Wherever a line below holds the word "dostatečné", copy that line.

Saved entries:
◆ ◆ ◆ ◆
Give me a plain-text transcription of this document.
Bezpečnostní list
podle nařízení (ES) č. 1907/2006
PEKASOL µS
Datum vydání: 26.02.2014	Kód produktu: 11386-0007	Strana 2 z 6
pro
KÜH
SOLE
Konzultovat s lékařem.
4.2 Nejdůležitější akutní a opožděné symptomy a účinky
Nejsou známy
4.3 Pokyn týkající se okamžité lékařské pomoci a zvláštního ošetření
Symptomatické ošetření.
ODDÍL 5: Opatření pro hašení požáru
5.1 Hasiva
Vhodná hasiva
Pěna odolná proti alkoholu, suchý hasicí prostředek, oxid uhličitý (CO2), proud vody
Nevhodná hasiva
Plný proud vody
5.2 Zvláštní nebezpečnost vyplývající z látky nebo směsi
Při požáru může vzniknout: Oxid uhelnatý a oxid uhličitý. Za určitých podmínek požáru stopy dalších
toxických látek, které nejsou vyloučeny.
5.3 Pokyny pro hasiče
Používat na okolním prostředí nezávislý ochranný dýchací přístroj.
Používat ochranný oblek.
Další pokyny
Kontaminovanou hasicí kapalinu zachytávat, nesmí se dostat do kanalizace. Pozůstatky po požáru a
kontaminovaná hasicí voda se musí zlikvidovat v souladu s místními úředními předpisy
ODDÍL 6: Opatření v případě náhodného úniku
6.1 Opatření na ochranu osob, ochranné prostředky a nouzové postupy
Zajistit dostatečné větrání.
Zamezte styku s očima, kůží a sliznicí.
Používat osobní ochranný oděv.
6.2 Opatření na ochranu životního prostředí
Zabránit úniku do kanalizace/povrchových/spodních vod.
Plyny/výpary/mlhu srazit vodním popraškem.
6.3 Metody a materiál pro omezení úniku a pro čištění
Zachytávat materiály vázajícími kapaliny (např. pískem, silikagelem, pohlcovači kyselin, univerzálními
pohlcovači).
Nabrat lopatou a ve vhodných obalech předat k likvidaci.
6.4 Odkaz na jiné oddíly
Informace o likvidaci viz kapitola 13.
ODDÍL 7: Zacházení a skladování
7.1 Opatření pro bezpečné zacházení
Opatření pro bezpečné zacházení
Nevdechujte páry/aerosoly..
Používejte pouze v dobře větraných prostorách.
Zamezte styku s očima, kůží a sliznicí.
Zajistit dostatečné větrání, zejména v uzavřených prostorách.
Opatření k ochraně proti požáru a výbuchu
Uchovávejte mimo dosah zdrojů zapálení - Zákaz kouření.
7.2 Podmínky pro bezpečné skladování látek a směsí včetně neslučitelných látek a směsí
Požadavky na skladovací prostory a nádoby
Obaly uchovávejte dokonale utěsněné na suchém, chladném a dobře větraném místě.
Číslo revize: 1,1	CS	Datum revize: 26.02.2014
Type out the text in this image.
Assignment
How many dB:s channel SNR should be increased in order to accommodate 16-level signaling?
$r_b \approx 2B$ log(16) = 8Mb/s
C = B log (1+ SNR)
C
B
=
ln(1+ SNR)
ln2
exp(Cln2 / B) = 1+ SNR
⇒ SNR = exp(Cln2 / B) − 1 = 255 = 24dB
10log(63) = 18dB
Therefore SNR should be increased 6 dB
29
◆ ◆ ◆ ◆
=== IN RESPONSE ===
Zajistit dostatečné větrání.
Zajistit dostatečné větrání, zejména v uzavřených prostorách.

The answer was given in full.